┌──

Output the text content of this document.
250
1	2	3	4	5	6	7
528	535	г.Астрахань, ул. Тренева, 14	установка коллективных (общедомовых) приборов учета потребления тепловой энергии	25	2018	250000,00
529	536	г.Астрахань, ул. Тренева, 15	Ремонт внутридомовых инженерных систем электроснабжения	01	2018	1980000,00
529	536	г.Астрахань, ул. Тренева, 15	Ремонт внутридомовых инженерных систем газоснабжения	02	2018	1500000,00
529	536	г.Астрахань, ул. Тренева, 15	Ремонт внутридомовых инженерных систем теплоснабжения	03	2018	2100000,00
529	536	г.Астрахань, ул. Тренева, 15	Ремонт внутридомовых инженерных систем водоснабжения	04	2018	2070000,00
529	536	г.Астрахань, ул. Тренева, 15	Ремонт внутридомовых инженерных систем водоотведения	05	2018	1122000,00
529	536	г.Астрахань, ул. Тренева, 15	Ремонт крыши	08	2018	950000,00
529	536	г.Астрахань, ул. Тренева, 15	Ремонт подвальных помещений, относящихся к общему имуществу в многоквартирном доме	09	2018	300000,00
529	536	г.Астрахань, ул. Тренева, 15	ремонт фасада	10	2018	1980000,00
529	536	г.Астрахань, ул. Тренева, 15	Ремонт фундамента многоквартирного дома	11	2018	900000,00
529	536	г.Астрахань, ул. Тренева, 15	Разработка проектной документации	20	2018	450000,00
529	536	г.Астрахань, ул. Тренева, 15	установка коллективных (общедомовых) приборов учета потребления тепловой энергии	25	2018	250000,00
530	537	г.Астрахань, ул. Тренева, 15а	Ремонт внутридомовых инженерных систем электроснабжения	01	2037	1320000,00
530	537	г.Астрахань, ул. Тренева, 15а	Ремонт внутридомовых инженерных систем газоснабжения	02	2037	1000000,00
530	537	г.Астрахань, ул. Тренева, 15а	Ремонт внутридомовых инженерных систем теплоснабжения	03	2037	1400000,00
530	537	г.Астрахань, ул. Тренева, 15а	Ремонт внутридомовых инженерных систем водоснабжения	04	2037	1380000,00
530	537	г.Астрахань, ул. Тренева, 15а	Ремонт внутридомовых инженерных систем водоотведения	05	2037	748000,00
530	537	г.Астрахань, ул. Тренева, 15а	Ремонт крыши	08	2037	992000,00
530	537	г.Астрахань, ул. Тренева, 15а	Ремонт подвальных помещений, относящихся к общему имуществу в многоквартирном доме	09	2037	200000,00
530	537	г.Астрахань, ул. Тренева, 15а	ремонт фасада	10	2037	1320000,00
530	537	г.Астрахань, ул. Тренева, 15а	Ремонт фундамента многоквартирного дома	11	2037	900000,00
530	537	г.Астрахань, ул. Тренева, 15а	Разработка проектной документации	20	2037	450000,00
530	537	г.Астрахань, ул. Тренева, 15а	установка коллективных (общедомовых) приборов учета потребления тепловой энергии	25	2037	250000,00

└──

• [SHORT TASK]:
Gather every line containing the word "газоснабжения" and copy it.

• [COMPLETE OUTPUT]:
529	536	г.Астрахань, ул. Тренева, 15	Ремонт внутридомовых инженерных систем газоснабжения	02	2018	1500000,00
530	537	г.Астрахань, ул. Тренева, 15а	Ремонт внутридомовых инженерных систем газоснабжения	02	2037	1000000,00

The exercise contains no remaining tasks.